_WRITTEN INSTRUCTION_:
Locate the line that contains "Read all visible content and emit it as JSON.". Print it and each following line through the end of the listing, verbatim, and nothing more.

_PROVIDED ENTRIES_:
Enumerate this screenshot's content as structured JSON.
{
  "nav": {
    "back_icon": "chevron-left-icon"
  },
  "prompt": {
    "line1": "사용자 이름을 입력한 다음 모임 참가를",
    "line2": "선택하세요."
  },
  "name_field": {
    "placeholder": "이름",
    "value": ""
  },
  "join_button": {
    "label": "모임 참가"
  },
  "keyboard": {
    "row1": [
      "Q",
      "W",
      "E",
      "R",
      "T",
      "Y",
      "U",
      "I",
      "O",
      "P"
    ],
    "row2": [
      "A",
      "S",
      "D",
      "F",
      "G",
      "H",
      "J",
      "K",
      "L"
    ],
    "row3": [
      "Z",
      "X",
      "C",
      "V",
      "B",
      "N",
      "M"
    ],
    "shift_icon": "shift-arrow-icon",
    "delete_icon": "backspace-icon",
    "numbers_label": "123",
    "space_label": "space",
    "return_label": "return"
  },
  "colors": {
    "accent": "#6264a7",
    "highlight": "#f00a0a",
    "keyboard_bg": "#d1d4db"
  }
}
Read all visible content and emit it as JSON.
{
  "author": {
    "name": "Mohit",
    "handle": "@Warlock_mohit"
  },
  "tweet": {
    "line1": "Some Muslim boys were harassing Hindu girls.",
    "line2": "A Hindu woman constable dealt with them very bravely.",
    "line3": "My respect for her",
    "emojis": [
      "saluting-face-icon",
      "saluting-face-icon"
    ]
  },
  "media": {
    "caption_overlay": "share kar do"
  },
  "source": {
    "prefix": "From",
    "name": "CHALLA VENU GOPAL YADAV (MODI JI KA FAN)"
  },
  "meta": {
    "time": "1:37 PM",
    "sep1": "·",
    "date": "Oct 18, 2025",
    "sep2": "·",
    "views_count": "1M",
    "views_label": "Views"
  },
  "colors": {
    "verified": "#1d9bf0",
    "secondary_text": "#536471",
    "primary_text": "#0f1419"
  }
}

_THE SOLUTION_:
Read all visible content and emit it as JSON.
{
  "author": {
    "name": "Mohit",
    "handle": "@Warlock_mohit"
  },
  "tweet": {
    "line1": "Some Muslim boys were harassing Hindu girls.",
    "line2": "A Hindu woman constable dealt with them very bravely.",
    "line3": "My respect for her",
    "emojis": [
      "saluting-face-icon",
      "saluting-face-icon"
    ]
  },
  "media": {
    "caption_overlay": "share kar do"
  },
  "source": {
    "prefix": "From",
    "name": "CHALLA VENU GOPAL YADAV (MODI JI KA FAN)"
  },
  "meta": {
    "time": "1:37 PM",
    "sep1": "·",
    "date": "Oct 18, 2025",
    "sep2": "·",
    "views_count": "1M",
    "views_label": "Views"
  },
  "colors": {
    "verified": "#1d9bf0",
    "secondary_text": "#536471",
    "primary_text": "#0f1419"
  }
}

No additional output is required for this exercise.